• _Prompt_
In the passage below on banks and ERP systems, what does embedding bank-branded applications in clients' ERP systems provide besides bi-directional connectivity?

• _Document passage_
··········

Thirdly, understand how you can actually solve these problems. Yes, data feeds are great. Yes, bi-directional connectivity is necessary. But what should your clients’ experience fundamentally look like? Embedding bank-branded applications inside your clients’ ERP systems not only provides them with the bi-directional connectivity they require but also the user interface that will fundamentally transform the way your clients bank with you.
So let’s say you’re on board. You’ve acknowledged that you need an ERP presence for your treasury department - where do you go next? Access any modern ERPs development partner ecosystem and you’ll be inundated with a plethora of options - numerous third-party developers that at first glance, all seem to be offering cookie-cutter solutions. At this stage, you need to narrow down your options so ask yourself the following questions. What revenue/business model is conducive to the business of my bank? How much control do I have over the client experience? How much work do I, the bank, actually have to do? Which option will spare me the wrath of my compliance department? Demand these answers, and you’ll find your ideal partner sooner than you think.

··········

• _Information_
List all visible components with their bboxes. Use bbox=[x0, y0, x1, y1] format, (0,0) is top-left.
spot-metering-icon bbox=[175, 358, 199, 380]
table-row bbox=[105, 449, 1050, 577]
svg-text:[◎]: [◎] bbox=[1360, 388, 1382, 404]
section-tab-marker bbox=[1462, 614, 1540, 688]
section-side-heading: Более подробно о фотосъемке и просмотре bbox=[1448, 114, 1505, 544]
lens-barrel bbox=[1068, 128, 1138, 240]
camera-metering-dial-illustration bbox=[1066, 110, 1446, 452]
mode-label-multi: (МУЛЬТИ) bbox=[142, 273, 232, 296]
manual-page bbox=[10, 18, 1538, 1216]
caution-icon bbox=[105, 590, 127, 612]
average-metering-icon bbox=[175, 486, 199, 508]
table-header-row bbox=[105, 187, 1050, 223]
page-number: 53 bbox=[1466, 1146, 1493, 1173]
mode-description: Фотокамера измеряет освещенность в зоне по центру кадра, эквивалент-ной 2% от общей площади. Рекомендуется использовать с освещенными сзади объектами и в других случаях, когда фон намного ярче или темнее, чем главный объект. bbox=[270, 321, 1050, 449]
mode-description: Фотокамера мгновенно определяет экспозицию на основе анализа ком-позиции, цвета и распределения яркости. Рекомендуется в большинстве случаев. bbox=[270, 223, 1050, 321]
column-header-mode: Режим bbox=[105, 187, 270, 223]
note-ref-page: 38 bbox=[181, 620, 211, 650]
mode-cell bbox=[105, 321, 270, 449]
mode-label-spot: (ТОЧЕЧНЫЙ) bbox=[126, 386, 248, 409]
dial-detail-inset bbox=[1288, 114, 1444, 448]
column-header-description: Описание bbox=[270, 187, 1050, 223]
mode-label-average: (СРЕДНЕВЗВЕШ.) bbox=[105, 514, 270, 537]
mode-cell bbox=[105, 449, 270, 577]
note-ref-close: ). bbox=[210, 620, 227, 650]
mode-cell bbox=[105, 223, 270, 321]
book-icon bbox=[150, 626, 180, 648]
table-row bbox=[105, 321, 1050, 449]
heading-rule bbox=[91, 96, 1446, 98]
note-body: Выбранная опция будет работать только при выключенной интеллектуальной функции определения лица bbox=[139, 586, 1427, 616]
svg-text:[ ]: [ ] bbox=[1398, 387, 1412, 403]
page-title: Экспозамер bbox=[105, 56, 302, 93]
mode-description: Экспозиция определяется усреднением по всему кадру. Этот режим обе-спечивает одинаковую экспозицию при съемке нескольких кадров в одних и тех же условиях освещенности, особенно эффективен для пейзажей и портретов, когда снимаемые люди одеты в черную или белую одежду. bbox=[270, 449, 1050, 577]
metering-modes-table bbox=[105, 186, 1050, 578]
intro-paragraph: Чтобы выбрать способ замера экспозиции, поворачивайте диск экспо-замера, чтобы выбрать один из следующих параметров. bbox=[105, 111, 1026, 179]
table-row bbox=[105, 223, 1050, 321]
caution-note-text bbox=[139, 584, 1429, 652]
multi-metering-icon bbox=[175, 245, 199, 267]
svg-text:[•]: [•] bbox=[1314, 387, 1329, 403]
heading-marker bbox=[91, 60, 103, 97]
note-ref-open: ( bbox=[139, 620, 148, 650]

··········

• _Completed exercise_
It provides the user interface that will fundamentally transform the way clients bank with the bank.